## Extracted information:
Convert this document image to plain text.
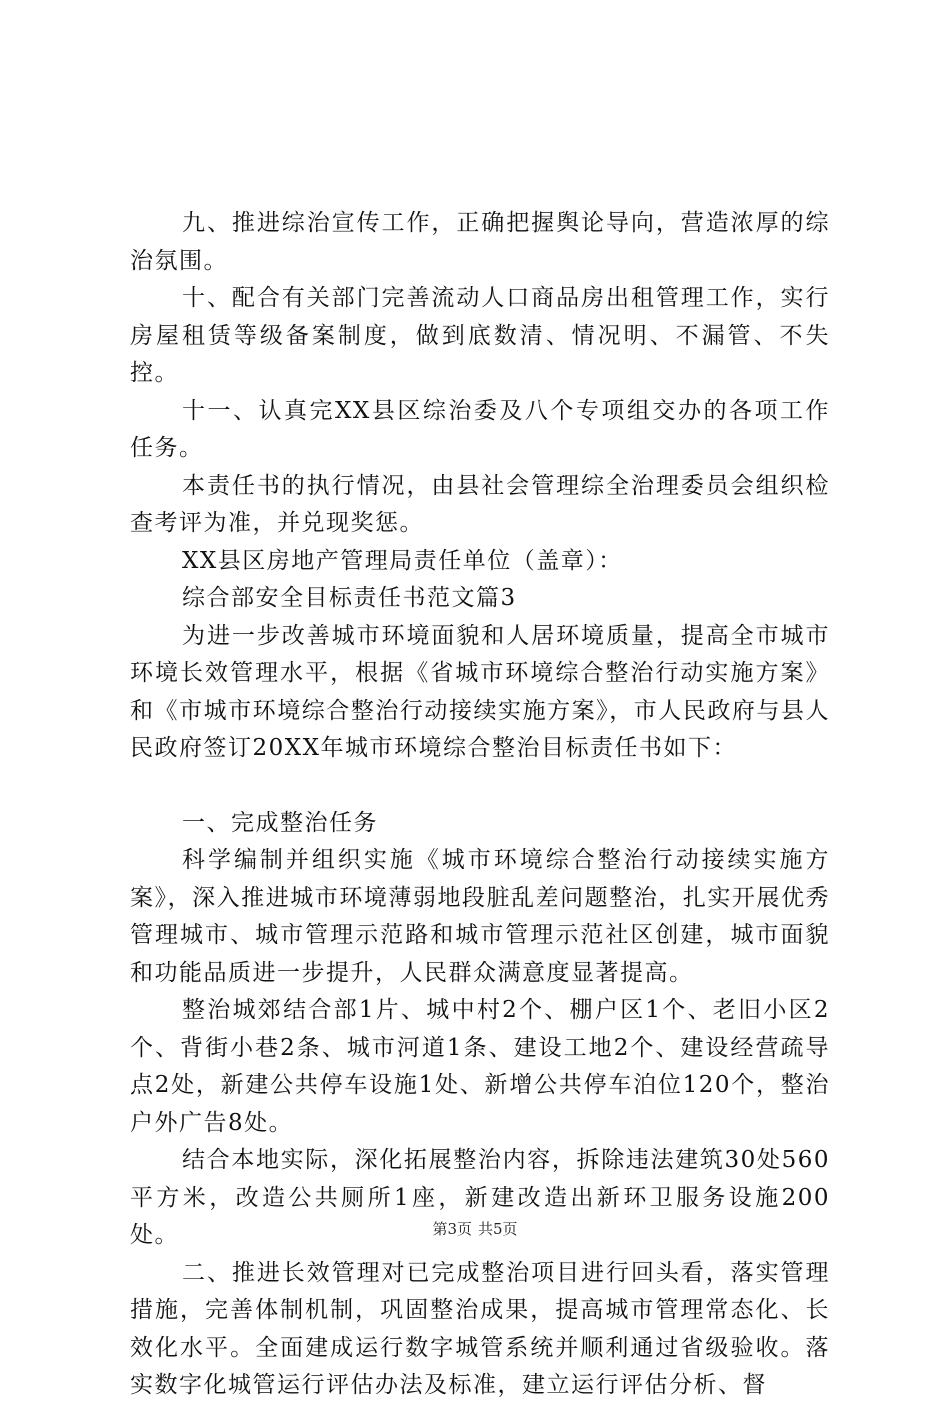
九、推进综治宣传工作，正确把握舆论导向，营造浓厚的综治氛围。

十、配合有关部门完善流动人口商品房出租管理工作，实行房屋租赁等级备案制度，做到底数清、情况明、不漏管、不失控。

十一、认真完XX县区综治委及八个专项组交办的各项工作任务。

本责任书的执行情况，由县社会管理综全治理委员会组织检查考评为准，并兑现奖惩。

XX县区房地产管理局责任单位（盖章）：

综合部安全目标责任书范文篇3

为进一步改善城市环境面貌和人居环境质量，提高全市城市环境长效管理水平，根据《省城市环境综合整治行动实施方案》和《市城市环境综合整治行动接续实施方案》，市人民政府与县人民政府签订20XX年城市环境综合整治目标责任书如下：

一、完成整治任务

科学编制并组织实施《城市环境综合整治行动接续实施方案》，深入推进城市环境薄弱地段脏乱差问题整治，扎实开展优秀管理城市、城市管理示范路和城市管理示范社区创建，城市面貌和功能品质进一步提升，人民群众满意度显著提高。

整治城郊结合部1片、城中村2个、棚户区1个、老旧小区2个、背街小巷2条、城市河道1条、建设工地2个、建设经营疏导点2处，新建公共停车设施1处、新增公共停车泊位120个，整治户外广告8处。

结合本地实际，深化拓展整治内容，拆除违法建筑30处560平方米，改造公共厕所1座，新建改造出新环卫服务设施200处。

二、推进长效管理对已完成整治项目进行回头看，落实管理措施，完善体制机制，巩固整治成果，提高城市管理常态化、长效化水平。全面建成运行数字城管系统并顺利通过省级验收。落实数字化城管运行评估办法及标准，建立运行评估分析、督

第3页 共5页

## Direction:
Exactly reproduce the entries above, minus the pictures.

## Task result:
Convert this document image to plain text.
九、推进综治宣传工作，正确把握舆论导向，营造浓厚的综治氛围。

十、配合有关部门完善流动人口商品房出租管理工作，实行房屋租赁等级备案制度，做到底数清、情况明、不漏管、不失控。

十一、认真完XX县区综治委及八个专项组交办的各项工作任务。

本责任书的执行情况，由县社会管理综全治理委员会组织检查考评为准，并兑现奖惩。

XX县区房地产管理局责任单位（盖章）：

综合部安全目标责任书范文篇3

为进一步改善城市环境面貌和人居环境质量，提高全市城市环境长效管理水平，根据《省城市环境综合整治行动实施方案》和《市城市环境综合整治行动接续实施方案》，市人民政府与县人民政府签订20XX年城市环境综合整治目标责任书如下：

一、完成整治任务

科学编制并组织实施《城市环境综合整治行动接续实施方案》，深入推进城市环境薄弱地段脏乱差问题整治，扎实开展优秀管理城市、城市管理示范路和城市管理示范社区创建，城市面貌和功能品质进一步提升，人民群众满意度显著提高。

整治城郊结合部1片、城中村2个、棚户区1个、老旧小区2个、背街小巷2条、城市河道1条、建设工地2个、建设经营疏导点2处，新建公共停车设施1处、新增公共停车泊位120个，整治户外广告8处。

结合本地实际，深化拓展整治内容，拆除违法建筑30处560平方米，改造公共厕所1座，新建改造出新环卫服务设施200处。

二、推进长效管理对已完成整治项目进行回头看，落实管理措施，完善体制机制，巩固整治成果，提高城市管理常态化、长效化水平。全面建成运行数字城管系统并顺利通过省级验收。落实数字化城管运行评估办法及标准，建立运行评估分析、督

第3页 共5页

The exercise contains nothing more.